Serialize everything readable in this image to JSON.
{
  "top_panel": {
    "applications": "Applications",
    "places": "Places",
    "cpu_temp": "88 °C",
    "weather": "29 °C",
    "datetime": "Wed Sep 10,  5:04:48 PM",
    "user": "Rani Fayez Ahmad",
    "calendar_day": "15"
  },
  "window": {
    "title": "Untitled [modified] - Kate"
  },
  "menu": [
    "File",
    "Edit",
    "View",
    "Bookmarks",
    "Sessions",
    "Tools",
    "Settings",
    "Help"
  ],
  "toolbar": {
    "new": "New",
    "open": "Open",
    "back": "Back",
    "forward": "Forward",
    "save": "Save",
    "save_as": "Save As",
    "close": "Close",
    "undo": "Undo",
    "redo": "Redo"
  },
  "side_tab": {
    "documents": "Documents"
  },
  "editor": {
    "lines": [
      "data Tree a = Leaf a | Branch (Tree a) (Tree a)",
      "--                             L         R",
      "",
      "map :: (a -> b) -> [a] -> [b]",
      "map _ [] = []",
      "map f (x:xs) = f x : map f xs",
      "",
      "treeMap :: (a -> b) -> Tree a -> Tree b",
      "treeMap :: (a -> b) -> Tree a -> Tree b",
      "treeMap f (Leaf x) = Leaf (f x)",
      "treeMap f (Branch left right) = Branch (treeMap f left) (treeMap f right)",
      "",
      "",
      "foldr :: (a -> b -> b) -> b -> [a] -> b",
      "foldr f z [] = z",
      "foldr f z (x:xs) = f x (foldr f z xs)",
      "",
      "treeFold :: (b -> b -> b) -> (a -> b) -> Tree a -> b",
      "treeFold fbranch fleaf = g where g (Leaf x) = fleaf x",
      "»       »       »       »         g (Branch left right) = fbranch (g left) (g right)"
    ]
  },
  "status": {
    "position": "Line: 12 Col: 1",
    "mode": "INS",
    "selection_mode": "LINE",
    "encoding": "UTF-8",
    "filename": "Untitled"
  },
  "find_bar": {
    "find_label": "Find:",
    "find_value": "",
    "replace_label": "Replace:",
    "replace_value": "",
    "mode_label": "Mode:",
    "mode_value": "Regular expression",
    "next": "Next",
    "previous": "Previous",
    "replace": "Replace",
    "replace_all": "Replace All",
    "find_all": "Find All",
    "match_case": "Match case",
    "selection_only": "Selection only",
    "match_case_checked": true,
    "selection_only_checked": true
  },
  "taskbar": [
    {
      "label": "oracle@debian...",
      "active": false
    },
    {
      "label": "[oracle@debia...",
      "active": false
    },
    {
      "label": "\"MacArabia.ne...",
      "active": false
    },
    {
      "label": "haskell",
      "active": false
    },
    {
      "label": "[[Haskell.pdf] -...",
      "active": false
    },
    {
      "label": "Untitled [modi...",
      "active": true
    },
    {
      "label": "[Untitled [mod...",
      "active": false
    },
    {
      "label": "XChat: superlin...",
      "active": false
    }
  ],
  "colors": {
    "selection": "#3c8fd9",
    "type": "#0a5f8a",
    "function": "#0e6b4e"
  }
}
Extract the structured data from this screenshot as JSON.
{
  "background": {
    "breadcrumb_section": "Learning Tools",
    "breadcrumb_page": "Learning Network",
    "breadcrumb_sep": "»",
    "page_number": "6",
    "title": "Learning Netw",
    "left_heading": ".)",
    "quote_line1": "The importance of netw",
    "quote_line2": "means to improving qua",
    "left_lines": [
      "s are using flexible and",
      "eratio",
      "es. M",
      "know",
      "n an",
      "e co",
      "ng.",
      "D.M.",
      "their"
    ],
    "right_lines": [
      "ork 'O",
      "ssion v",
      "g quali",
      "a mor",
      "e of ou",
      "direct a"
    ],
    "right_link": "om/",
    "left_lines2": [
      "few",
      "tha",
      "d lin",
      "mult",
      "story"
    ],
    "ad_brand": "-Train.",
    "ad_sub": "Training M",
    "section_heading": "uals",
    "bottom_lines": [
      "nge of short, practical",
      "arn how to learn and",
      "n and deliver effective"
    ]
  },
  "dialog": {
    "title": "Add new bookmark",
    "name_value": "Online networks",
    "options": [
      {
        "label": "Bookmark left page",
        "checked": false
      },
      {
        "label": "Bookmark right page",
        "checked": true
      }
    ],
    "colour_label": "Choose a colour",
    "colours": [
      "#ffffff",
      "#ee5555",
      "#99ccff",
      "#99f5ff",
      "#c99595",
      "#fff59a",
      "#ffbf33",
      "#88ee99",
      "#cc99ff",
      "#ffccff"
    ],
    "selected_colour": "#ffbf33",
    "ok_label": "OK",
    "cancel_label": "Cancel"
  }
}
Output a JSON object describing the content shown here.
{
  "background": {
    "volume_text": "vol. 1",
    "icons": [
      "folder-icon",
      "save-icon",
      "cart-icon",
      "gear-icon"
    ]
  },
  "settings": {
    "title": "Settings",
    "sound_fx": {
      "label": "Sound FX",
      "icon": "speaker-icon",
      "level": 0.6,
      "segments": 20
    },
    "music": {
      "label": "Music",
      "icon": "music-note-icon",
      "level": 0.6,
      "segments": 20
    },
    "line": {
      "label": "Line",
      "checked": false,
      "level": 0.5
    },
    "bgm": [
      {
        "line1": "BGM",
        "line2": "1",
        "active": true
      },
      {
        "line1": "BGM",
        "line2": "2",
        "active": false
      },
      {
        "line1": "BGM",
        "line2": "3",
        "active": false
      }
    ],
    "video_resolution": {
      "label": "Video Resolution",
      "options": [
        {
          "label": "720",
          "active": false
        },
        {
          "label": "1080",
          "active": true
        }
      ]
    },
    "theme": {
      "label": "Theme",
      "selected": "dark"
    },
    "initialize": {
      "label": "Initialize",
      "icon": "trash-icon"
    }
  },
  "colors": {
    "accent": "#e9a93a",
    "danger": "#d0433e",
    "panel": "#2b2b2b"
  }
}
- - -
▸ SET TASK
Pull out all lines of the data with the string "Learning".

▸ RESPONSE TO THE EXERCISE
    "breadcrumb_section": "Learning Tools",
    "breadcrumb_page": "Learning Network",
    "title": "Learning Netw",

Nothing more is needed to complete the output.